• _TASK OBJECTIVE_:
Write out each entry again. Keep every word exactly as it is.

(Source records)
---+---

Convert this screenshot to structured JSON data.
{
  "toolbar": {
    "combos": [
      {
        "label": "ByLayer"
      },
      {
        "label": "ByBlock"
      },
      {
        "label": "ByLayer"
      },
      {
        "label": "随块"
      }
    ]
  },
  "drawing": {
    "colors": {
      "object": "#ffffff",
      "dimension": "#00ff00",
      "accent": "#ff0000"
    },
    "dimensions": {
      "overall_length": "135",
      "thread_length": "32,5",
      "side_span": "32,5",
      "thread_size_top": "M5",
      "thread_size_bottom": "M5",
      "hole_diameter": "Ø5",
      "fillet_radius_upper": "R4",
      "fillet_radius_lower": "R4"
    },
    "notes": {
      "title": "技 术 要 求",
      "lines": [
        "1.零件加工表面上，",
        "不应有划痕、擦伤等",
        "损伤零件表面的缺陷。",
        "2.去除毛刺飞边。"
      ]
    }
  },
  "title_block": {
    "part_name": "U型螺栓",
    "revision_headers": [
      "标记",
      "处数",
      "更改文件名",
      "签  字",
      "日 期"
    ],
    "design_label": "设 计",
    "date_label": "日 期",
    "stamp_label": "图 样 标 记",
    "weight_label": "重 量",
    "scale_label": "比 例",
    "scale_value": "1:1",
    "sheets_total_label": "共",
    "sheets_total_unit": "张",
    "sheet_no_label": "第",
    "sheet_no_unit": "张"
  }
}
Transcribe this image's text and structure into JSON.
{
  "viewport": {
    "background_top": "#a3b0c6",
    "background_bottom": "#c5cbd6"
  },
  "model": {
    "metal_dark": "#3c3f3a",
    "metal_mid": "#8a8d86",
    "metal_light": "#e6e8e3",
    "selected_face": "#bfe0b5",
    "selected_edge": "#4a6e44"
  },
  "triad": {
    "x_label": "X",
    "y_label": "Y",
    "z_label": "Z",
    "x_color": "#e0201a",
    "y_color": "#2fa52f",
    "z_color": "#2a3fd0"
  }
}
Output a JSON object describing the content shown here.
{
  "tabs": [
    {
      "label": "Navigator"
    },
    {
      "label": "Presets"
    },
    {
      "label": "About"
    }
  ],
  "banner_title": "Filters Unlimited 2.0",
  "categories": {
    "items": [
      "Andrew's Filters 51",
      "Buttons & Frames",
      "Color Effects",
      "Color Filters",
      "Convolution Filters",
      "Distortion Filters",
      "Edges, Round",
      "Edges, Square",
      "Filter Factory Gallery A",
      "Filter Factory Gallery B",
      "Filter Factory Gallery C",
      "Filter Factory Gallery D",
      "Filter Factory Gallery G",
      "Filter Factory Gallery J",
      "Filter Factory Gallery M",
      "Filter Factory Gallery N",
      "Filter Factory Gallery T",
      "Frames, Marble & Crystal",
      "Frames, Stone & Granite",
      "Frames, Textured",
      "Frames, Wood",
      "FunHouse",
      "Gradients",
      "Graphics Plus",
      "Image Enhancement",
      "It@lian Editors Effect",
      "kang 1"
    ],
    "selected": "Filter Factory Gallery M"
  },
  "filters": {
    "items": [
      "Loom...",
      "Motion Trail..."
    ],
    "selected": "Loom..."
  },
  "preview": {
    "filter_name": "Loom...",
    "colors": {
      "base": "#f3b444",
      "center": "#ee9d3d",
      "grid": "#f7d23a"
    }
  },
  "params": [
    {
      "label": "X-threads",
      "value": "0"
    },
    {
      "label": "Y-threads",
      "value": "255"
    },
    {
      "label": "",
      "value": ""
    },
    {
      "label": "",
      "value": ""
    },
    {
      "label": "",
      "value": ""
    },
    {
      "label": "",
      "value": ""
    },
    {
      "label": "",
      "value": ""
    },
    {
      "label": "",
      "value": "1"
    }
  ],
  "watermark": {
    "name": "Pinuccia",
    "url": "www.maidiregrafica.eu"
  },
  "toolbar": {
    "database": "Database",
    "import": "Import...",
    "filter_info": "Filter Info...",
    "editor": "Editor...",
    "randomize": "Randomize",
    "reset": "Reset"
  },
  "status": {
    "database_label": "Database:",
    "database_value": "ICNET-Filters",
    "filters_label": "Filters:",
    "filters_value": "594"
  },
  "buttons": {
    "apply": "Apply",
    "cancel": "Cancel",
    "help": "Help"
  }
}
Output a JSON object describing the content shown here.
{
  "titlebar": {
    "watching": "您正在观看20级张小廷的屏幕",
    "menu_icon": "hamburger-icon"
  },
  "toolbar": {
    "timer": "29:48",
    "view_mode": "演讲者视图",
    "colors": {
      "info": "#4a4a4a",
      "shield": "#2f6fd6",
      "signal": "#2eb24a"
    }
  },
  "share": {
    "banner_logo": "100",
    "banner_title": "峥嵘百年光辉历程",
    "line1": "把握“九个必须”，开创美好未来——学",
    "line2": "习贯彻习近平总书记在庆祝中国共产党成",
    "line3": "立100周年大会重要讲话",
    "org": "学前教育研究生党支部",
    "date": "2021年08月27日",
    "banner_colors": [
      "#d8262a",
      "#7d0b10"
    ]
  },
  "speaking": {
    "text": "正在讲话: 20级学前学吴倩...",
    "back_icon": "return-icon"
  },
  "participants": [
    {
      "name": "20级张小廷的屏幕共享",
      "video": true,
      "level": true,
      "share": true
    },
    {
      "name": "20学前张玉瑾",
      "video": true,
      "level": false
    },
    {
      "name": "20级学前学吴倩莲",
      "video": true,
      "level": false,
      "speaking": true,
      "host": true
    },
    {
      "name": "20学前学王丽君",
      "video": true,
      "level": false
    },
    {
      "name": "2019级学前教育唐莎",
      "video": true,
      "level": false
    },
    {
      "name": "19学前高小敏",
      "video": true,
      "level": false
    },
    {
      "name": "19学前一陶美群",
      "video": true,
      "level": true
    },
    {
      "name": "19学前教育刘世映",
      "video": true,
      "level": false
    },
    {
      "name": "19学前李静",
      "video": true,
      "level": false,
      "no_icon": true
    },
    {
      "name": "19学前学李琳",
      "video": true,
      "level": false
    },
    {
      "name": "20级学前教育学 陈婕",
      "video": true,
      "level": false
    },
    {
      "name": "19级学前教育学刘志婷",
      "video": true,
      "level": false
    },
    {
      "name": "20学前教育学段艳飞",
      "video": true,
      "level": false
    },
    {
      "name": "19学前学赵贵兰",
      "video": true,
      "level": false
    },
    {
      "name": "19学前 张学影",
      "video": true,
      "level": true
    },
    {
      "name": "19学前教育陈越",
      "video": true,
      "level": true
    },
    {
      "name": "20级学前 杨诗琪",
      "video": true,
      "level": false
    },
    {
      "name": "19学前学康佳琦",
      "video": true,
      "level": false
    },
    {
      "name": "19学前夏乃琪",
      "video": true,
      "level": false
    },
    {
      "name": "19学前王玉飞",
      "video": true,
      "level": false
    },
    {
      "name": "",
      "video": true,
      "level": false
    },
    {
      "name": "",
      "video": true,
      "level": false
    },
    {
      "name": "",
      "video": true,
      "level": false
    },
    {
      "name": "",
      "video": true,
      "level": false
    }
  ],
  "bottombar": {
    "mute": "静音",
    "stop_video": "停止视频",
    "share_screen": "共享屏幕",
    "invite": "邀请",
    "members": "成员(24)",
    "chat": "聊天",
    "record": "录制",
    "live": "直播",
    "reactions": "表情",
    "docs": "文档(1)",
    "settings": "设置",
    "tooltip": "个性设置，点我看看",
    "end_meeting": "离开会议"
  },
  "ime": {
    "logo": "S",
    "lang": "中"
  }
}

---+---

• _EXPECTED OUTPUT_:
Convert this screenshot to structured JSON data.
{
  "toolbar": {
    "combos": [
      {
        "label": "ByLayer"
      },
      {
        "label": "ByBlock"
      },
      {
        "label": "ByLayer"
      },
      {
        "label": "随块"
      }
    ]
  },
  "drawing": {
    "colors": {
      "object": "#ffffff",
      "dimension": "#00ff00",
      "accent": "#ff0000"
    },
    "dimensions": {
      "overall_length": "135",
      "thread_length": "32,5",
      "side_span": "32,5",
      "thread_size_top": "M5",
      "thread_size_bottom": "M5",
      "hole_diameter": "Ø5",
      "fillet_radius_upper": "R4",
      "fillet_radius_lower": "R4"
    },
    "notes": {
      "title": "技 术 要 求",
      "lines": [
        "1.零件加工表面上，",
        "不应有划痕、擦伤等",
        "损伤零件表面的缺陷。",
        "2.去除毛刺飞边。"
      ]
    }
  },
  "title_block": {
    "part_name": "U型螺栓",
    "revision_headers": [
      "标记",
      "处数",
      "更改文件名",
      "签  字",
      "日 期"
    ],
    "design_label": "设 计",
    "date_label": "日 期",
    "stamp_label": "图 样 标 记",
    "weight_label": "重 量",
    "scale_label": "比 例",
    "scale_value": "1:1",
    "sheets_total_label": "共",
    "sheets_total_unit": "张",
    "sheet_no_label": "第",
    "sheet_no_unit": "张"
  }
}
Transcribe this image's text and structure into JSON.
{
  "viewport": {
    "background_top": "#a3b0c6",
    "background_bottom": "#c5cbd6"
  },
  "model": {
    "metal_dark": "#3c3f3a",
    "metal_mid": "#8a8d86",
    "metal_light": "#e6e8e3",
    "selected_face": "#bfe0b5",
    "selected_edge": "#4a6e44"
  },
  "triad": {
    "x_label": "X",
    "y_label": "Y",
    "z_label": "Z",
    "x_color": "#e0201a",
    "y_color": "#2fa52f",
    "z_color": "#2a3fd0"
  }
}
Output a JSON object describing the content shown here.
{
  "tabs": [
    {
      "label": "Navigator"
    },
    {
      "label": "Presets"
    },
    {
      "label": "About"
    }
  ],
  "banner_title": "Filters Unlimited 2.0",
  "categories": {
    "items": [
      "Andrew's Filters 51",
      "Buttons & Frames",
      "Color Effects",
      "Color Filters",
      "Convolution Filters",
      "Distortion Filters",
      "Edges, Round",
      "Edges, Square",
      "Filter Factory Gallery A",
      "Filter Factory Gallery B",
      "Filter Factory Gallery C",
      "Filter Factory Gallery D",
      "Filter Factory Gallery G",
      "Filter Factory Gallery J",
      "Filter Factory Gallery M",
      "Filter Factory Gallery N",
      "Filter Factory Gallery T",
      "Frames, Marble & Crystal",
      "Frames, Stone & Granite",
      "Frames, Textured",
      "Frames, Wood",
      "FunHouse",
      "Gradients",
      "Graphics Plus",
      "Image Enhancement",
      "It@lian Editors Effect",
      "kang 1"
    ],
    "selected": "Filter Factory Gallery M"
  },
  "filters": {
    "items": [
      "Loom...",
      "Motion Trail..."
    ],
    "selected": "Loom..."
  },
  "preview": {
    "filter_name": "Loom...",
    "colors": {
      "base": "#f3b444",
      "center": "#ee9d3d",
      "grid": "#f7d23a"
    }
  },
  "params": [
    {
      "label": "X-threads",
      "value": "0"
    },
    {
      "label": "Y-threads",
      "value": "255"
    },
    {
      "label": "",
      "value": ""
    },
    {
      "label": "",
      "value": ""
    },
    {
      "label": "",
      "value": ""
    },
    {
      "label": "",
      "value": ""
    },
    {
      "label": "",
      "value": ""
    },
    {
      "label": "",
      "value": "1"
    }
  ],
  "watermark": {
    "name": "Pinuccia",
    "url": "www.maidiregrafica.eu"
  },
  "toolbar": {
    "database": "Database",
    "import": "Import...",
    "filter_info": "Filter Info...",
    "editor": "Editor...",
    "randomize": "Randomize",
    "reset": "Reset"
  },
  "status": {
    "database_label": "Database:",
    "database_value": "ICNET-Filters",
    "filters_label": "Filters:",
    "filters_value": "594"
  },
  "buttons": {
    "apply": "Apply",
    "cancel": "Cancel",
    "help": "Help"
  }
}
Output a JSON object describing the content shown here.
{
  "titlebar": {
    "watching": "您正在观看20级张小廷的屏幕",
    "menu_icon": "hamburger-icon"
  },
  "toolbar": {
    "timer": "29:48",
    "view_mode": "演讲者视图",
    "colors": {
      "info": "#4a4a4a",
      "shield": "#2f6fd6",
      "signal": "#2eb24a"
    }
  },
  "share": {
    "banner_logo": "100",
    "banner_title": "峥嵘百年光辉历程",
    "line1": "把握“九个必须”，开创美好未来——学",
    "line2": "习贯彻习近平总书记在庆祝中国共产党成",
    "line3": "立100周年大会重要讲话",
    "org": "学前教育研究生党支部",
    "date": "2021年08月27日",
    "banner_colors": [
      "#d8262a",
      "#7d0b10"
    ]
  },
  "speaking": {
    "text": "正在讲话: 20级学前学吴倩...",
    "back_icon": "return-icon"
  },
  "participants": [
    {
      "name": "20级张小廷的屏幕共享",
      "video": true,
      "level": true,
      "share": true
    },
    {
      "name": "20学前张玉瑾",
      "video": true,
      "level": false
    },
    {
      "name": "20级学前学吴倩莲",
      "video": true,
      "level": false,
      "speaking": true,
      "host": true
    },
    {
      "name": "20学前学王丽君",
      "video": true,
      "level": false
    },
    {
      "name": "2019级学前教育唐莎",
      "video": true,
      "level": false
    },
    {
      "name": "19学前高小敏",
      "video": true,
      "level": false
    },
    {
      "name": "19学前一陶美群",
      "video": true,
      "level": true
    },
    {
      "name": "19学前教育刘世映",
      "video": true,
      "level": false
    },
    {
      "name": "19学前李静",
      "video": true,
      "level": false,
      "no_icon": true
    },
    {
      "name": "19学前学李琳",
      "video": true,
      "level": false
    },
    {
      "name": "20级学前教育学 陈婕",
      "video": true,
      "level": false
    },
    {
      "name": "19级学前教育学刘志婷",
      "video": true,
      "level": false
    },
    {
      "name": "20学前教育学段艳飞",
      "video": true,
      "level": false
    },
    {
      "name": "19学前学赵贵兰",
      "video": true,
      "level": false
    },
    {
      "name": "19学前 张学影",
      "video": true,
      "level": true
    },
    {
      "name": "19学前教育陈越",
      "video": true,
      "level": true
    },
    {
      "name": "20级学前 杨诗琪",
      "video": true,
      "level": false
    },
    {
      "name": "19学前学康佳琦",
      "video": true,
      "level": false
    },
    {
      "name": "19学前夏乃琪",
      "video": true,
      "level": false
    },
    {
      "name": "19学前王玉飞",
      "video": true,
      "level": false
    },
    {
      "name": "",
      "video": true,
      "level": false
    },
    {
      "name": "",
      "video": true,
      "level": false
    },
    {
      "name": "",
      "video": true,
      "level": false
    },
    {
      "name": "",
      "video": true,
      "level": false
    }
  ],
  "bottombar": {
    "mute": "静音",
    "stop_video": "停止视频",
    "share_screen": "共享屏幕",
    "invite": "邀请",
    "members": "成员(24)",
    "chat": "聊天",
    "record": "录制",
    "live": "直播",
    "reactions": "表情",
    "docs": "文档(1)",
    "settings": "设置",
    "tooltip": "个性设置，点我看看",
    "end_meeting": "离开会议"
  },
  "ime": {
    "logo": "S",
    "lang": "中"
  }
}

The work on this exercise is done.